**WHAT YOU WILL DO**
Tally the lines holding "does" and state only that figure.

**EXTRACTED INFORMATION**
============================================================

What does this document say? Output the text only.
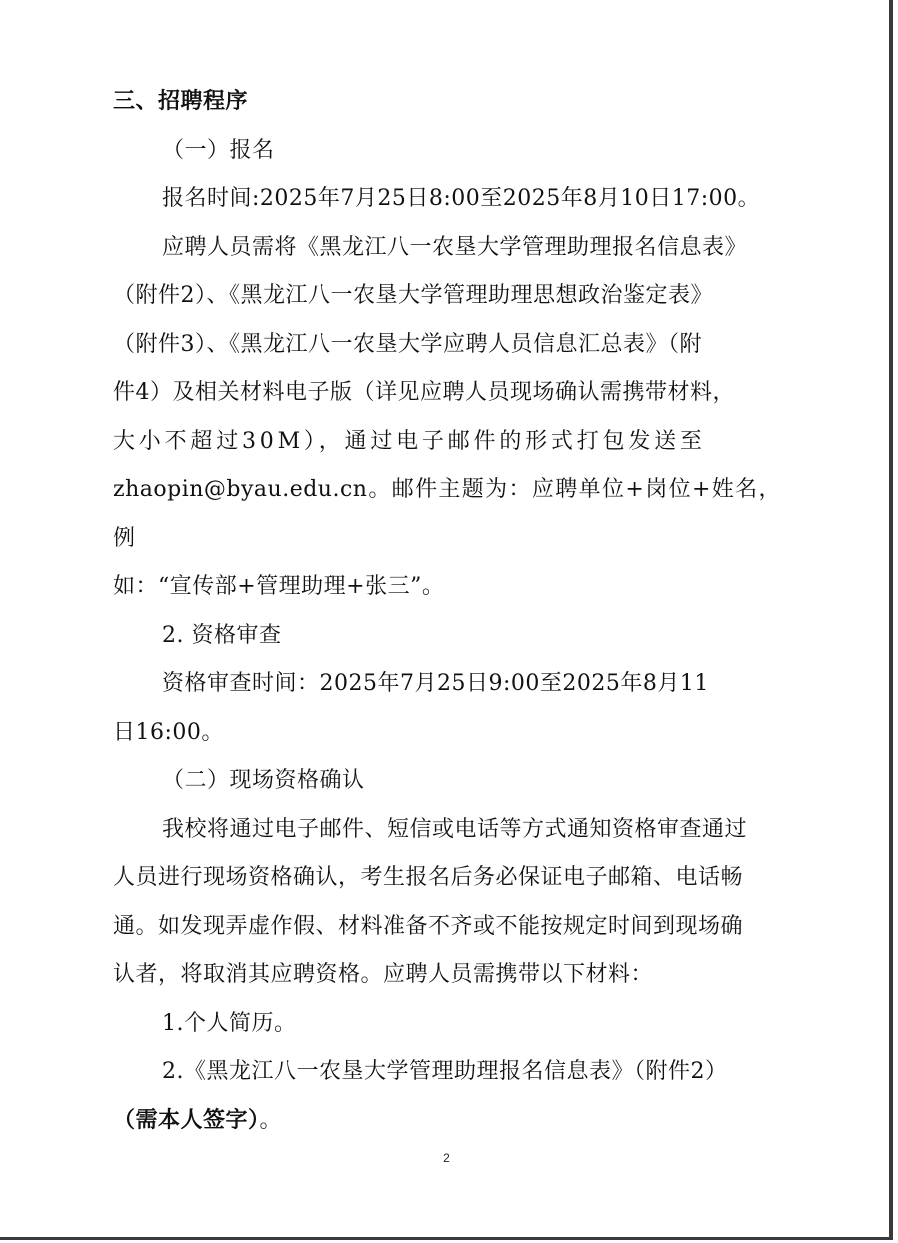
三、招聘程序

（一）报名

报名时间:2025年7月25日8:00至2025年8月10日17:00。

应聘人员需将《黑龙江八一农垦大学管理助理报名信息表》

（附件2）、《黑龙江八一农垦大学管理助理思想政治鉴定表》

（附件3）、《黑龙江八一农垦大学应聘人员信息汇总表》（附

件4）及相关材料电子版（详见应聘人员现场确认需携带材料，

大小不超过30M），通过电子邮件的形式打包发送至

zhaopin@byau.edu.cn。邮件主题为：应聘单位+岗位+姓名，例

如：“宣传部+管理助理+张三”。

2. 资格审查

资格审查时间：2025年7月25日9:00至2025年8月11

日16:00。

（二）现场资格确认

我校将通过电子邮件、短信或电话等方式通知资格审查通过

人员进行现场资格确认，考生报名后务必保证电子邮箱、电话畅

通。如发现弄虚作假、材料准备不齐或不能按规定时间到现场确

认者，将取消其应聘资格。应聘人员需携带以下材料：

1.个人简历。

2.《黑龙江八一农垦大学管理助理报名信息表》（附件2）

（需本人签字）。

2
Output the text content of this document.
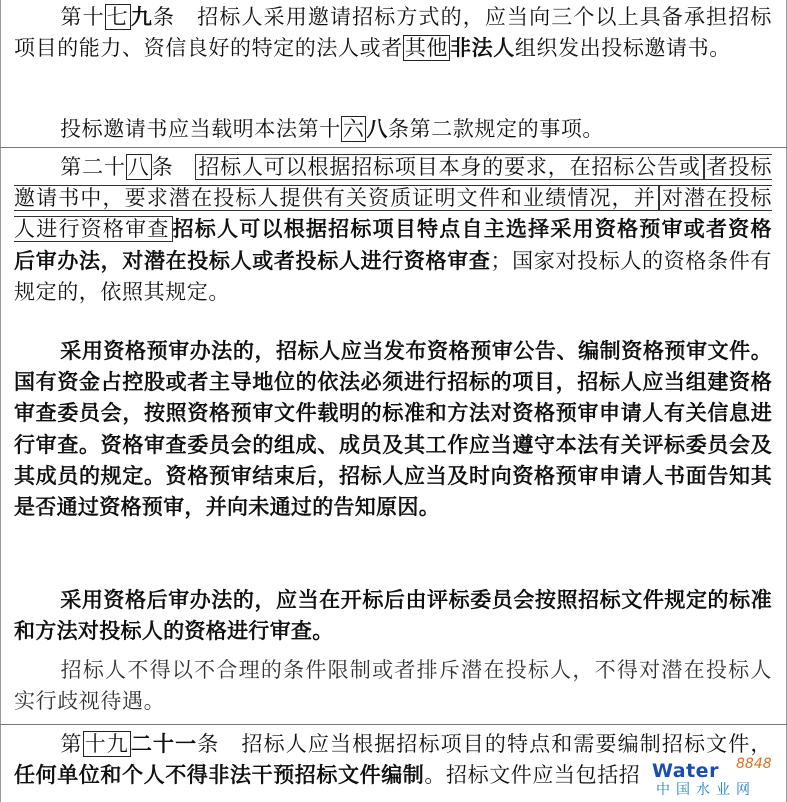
第十七九条　招标人采用邀请招标方式的，应当向三个以上具备承担招标项目的能力、资信良好的特定的法人或者其他非法人组织发出投标邀请书。
投标邀请书应当载明本法第十六八条第二款规定的事项。
第二十八条　 招标人可以根据招标项目本身的要求，在招标公告或 者投标邀请书中，要求潜在投标人提供有关资质证明文件和业绩情况，并 对潜在投标人进行资格审查 招标人可以根据招标项目特点自主选择采用资格预审或者资格后审办法，对潜在投标人或者投标人进行资格审查；国家对投标人的资格条件有规定的，依照其规定。
采用资格预审办法的，招标人应当发布资格预审公告、编制资格预审文件。国有资金占控股或者主导地位的依法必须进行招标的项目，招标人应当组建资格审查委员会，按照资格预审文件载明的标准和方法对资格预审申请人有关信息进行审查。资格审查委员会的组成、成员及其工作应当遵守本法有关评标委员会及其成员的规定。资格预审结束后，招标人应当及时向资格预审申请人书面告知其是否通过资格预审，并向未通过的告知原因。
采用资格后审办法的，应当在开标后由评标委员会按照招标文件规定的标准和方法对投标人的资格进行审查。
招标人不得以不合理的条件限制或者排斥潜在投标人，不得对潜在投标人实行歧视待遇。
第十九二十一条　招标人应当根据招标项目的特点和需要编制招标文件，任何单位和个人不得非法干预招标文件编制。招标文件应当包括招 Water 8848
中国水业网
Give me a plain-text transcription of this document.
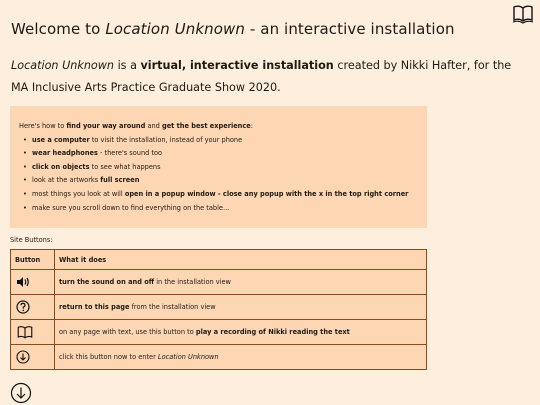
Welcome to Location Unknown - an interactive installation
Location Unknown is a virtual, interactive installation created by Nikki Hafter, for the MA Inclusive Arts Practice Graduate Show 2020.

Here's how to find your way around and get the best experience:

• use a computer to visit the installation, instead of your phone
• wear headphones - there's sound too
• click on objects to see what happens
• look at the artworks full screen
• most things you look at will open in a popup window - close any popup with the x in the top right corner
• make sure you scroll down to find everything on the table...
Site Buttons:
Button	What it does

	turn the sound on and off in the installation view

	return to this page from the installation view

	on any page with text, use this button to play a recording of Nikki reading the text

	click this button now to enter Location Unknown
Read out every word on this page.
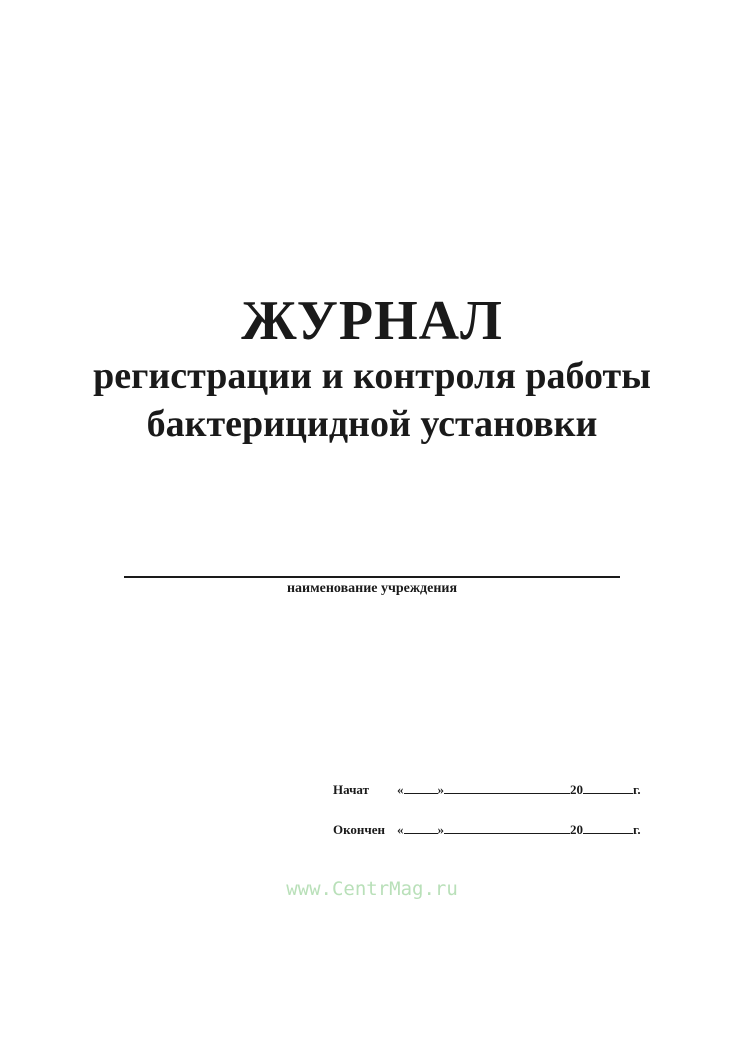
ЖУРНАЛ
регистрации и контроля работы
бактерицидной установки
наименование учреждения
Начат «	»	20	г.
Окончен «	»	20	г.
www.CentrMag.ru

============================================================

**RESPONSE TO THE EXERCISE**
2